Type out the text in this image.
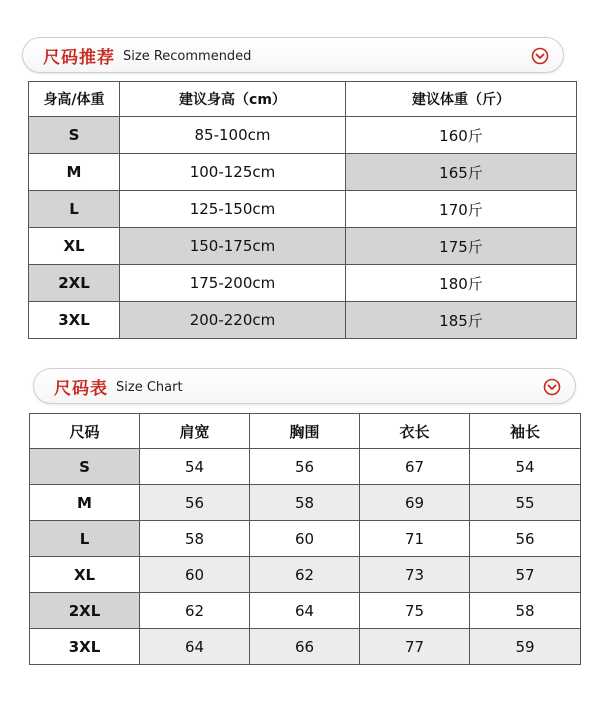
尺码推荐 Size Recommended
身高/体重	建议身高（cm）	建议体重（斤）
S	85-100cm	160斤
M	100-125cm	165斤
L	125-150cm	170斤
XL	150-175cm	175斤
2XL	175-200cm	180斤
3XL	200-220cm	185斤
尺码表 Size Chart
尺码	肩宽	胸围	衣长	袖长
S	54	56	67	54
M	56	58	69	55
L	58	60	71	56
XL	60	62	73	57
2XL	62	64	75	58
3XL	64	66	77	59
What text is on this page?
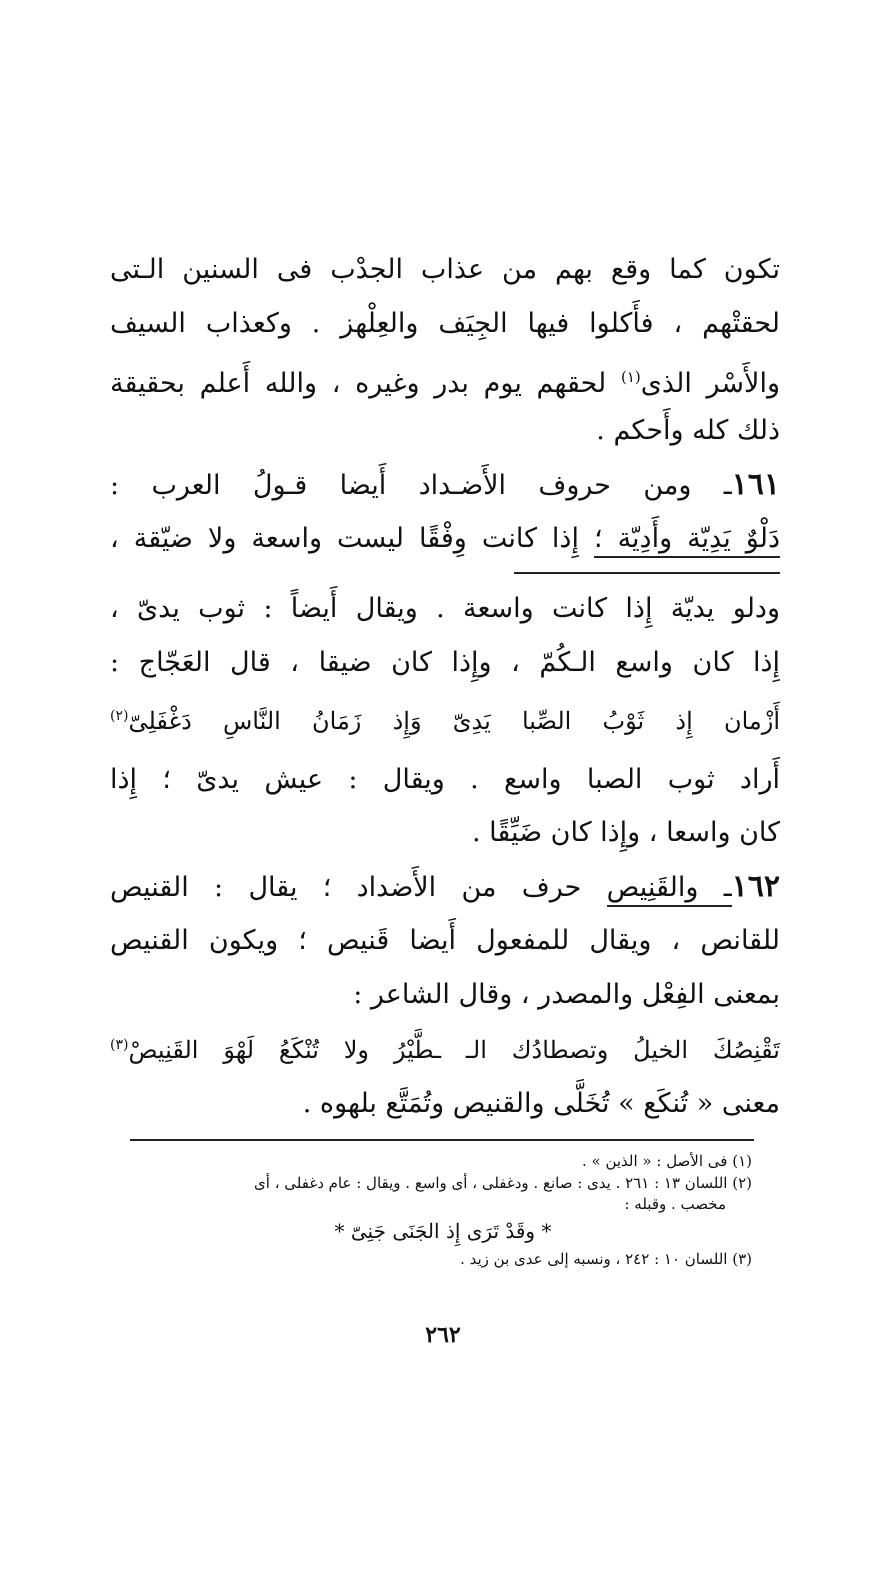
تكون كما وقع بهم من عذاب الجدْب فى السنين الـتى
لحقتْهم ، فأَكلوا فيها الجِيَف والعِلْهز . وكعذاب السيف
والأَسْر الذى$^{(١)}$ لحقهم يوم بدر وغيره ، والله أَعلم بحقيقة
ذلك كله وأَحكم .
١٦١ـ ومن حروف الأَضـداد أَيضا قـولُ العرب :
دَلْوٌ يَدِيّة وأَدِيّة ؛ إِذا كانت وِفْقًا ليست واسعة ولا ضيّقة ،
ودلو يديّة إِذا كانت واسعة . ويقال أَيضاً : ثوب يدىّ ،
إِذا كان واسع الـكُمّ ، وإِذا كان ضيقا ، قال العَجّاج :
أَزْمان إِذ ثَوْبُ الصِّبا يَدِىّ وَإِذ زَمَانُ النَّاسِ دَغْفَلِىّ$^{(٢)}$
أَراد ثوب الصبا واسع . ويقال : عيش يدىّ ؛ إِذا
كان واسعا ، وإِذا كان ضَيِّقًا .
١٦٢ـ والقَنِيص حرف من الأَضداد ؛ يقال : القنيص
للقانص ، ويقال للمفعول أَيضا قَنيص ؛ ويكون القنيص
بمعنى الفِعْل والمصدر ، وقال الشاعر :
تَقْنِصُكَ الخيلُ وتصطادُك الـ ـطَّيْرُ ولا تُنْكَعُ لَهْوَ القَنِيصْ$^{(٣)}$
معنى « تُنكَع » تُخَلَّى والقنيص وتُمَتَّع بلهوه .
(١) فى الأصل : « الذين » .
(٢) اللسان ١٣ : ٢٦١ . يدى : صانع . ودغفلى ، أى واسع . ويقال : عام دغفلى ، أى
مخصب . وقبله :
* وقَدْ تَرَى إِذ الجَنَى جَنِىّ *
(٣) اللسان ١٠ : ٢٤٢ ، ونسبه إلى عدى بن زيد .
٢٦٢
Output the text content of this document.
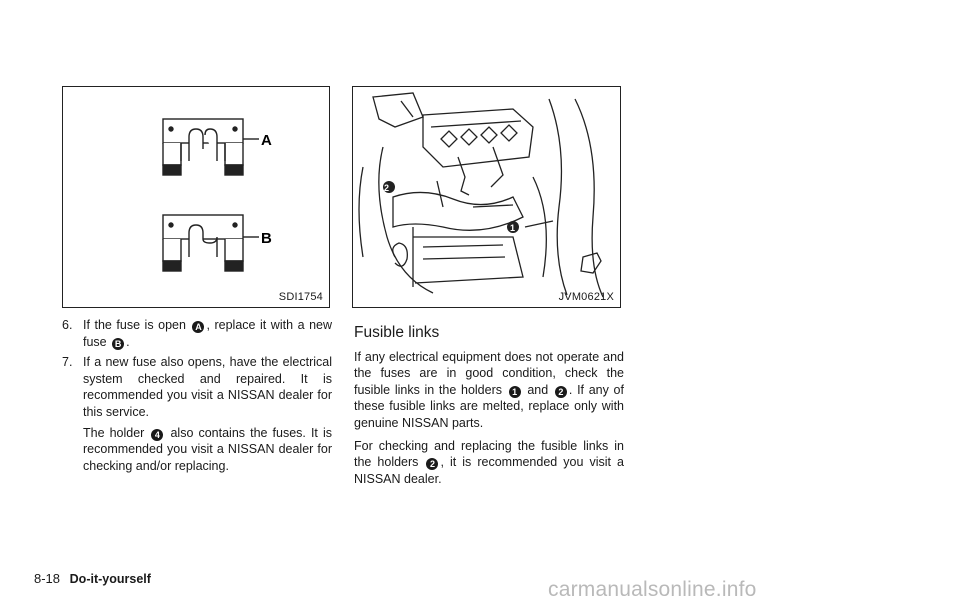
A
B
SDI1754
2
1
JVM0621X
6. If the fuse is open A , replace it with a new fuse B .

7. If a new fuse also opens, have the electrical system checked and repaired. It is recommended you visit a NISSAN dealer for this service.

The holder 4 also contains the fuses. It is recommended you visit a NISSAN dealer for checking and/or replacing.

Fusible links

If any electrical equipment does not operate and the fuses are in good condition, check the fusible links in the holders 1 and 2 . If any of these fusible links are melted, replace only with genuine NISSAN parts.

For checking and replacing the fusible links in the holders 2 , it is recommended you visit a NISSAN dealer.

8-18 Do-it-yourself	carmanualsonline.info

---+---

Reproduce the listing word for word and omit its pictures.

Type out the text in this image.
尺码推荐 Size Recommended
身高/体重	建议身高（cm）	建议体重（斤）
S	85-100cm	160斤
M	100-125cm	165斤
L	125-150cm	170斤
XL	150-175cm	175斤
2XL	175-200cm	180斤
3XL	200-220cm	185斤
尺码表 Size Chart
尺码	肩宽	胸围	衣长	袖长
S	54	56	67	54
M	56	58	69	55
L	58	60	71	56
XL	60	62	73	57
2XL	62	64	75	58
3XL	64	66	77	59
What text is on this page?
تكون كما وقع بهم من عذاب الجدْب فى السنين الـتى
لحقتْهم ، فأَكلوا فيها الجِيَف والعِلْهز . وكعذاب السيف
والأَسْر الذى$^{(١)}$ لحقهم يوم بدر وغيره ، والله أَعلم بحقيقة
ذلك كله وأَحكم .
١٦١ـ ومن حروف الأَضـداد أَيضا قـولُ العرب :
دَلْوٌ يَدِيّة وأَدِيّة ؛ إِذا كانت وِفْقًا ليست واسعة ولا ضيّقة ،
ودلو يديّة إِذا كانت واسعة . ويقال أَيضاً : ثوب يدىّ ،
إِذا كان واسع الـكُمّ ، وإِذا كان ضيقا ، قال العَجّاج :
أَزْمان إِذ ثَوْبُ الصِّبا يَدِىّ وَإِذ زَمَانُ النَّاسِ دَغْفَلِىّ$^{(٢)}$
أَراد ثوب الصبا واسع . ويقال : عيش يدىّ ؛ إِذا
كان واسعا ، وإِذا كان ضَيِّقًا .
١٦٢ـ والقَنِيص حرف من الأَضداد ؛ يقال : القنيص
للقانص ، ويقال للمفعول أَيضا قَنيص ؛ ويكون القنيص
بمعنى الفِعْل والمصدر ، وقال الشاعر :
تَقْنِصُكَ الخيلُ وتصطادُك الـ ـطَّيْرُ ولا تُنْكَعُ لَهْوَ القَنِيصْ$^{(٣)}$
معنى « تُنكَع » تُخَلَّى والقنيص وتُمَتَّع بلهوه .
(١) فى الأصل : « الذين » .
(٢) اللسان ١٣ : ٢٦١ . يدى : صانع . ودغفلى ، أى واسع . ويقال : عام دغفلى ، أى
مخصب . وقبله :
* وقَدْ تَرَى إِذ الجَنَى جَنِىّ *
(٣) اللسان ١٠ : ٢٤٢ ، ونسبه إلى عدى بن زيد .
٢٦٢
Output the text content of this document.
A
B
SDI1754
2
1
JVM0621X
6. If the fuse is open A , replace it with a new fuse B .

7. If a new fuse also opens, have the electrical system checked and repaired. It is recommended you visit a NISSAN dealer for this service.

The holder 4 also contains the fuses. It is recommended you visit a NISSAN dealer for checking and/or replacing.

Fusible links

If any electrical equipment does not operate and the fuses are in good condition, check the fusible links in the holders 1 and 2 . If any of these fusible links are melted, replace only with genuine NISSAN parts.

For checking and replacing the fusible links in the holders 2 , it is recommended you visit a NISSAN dealer.

8-18 Do-it-yourself	carmanualsonline.info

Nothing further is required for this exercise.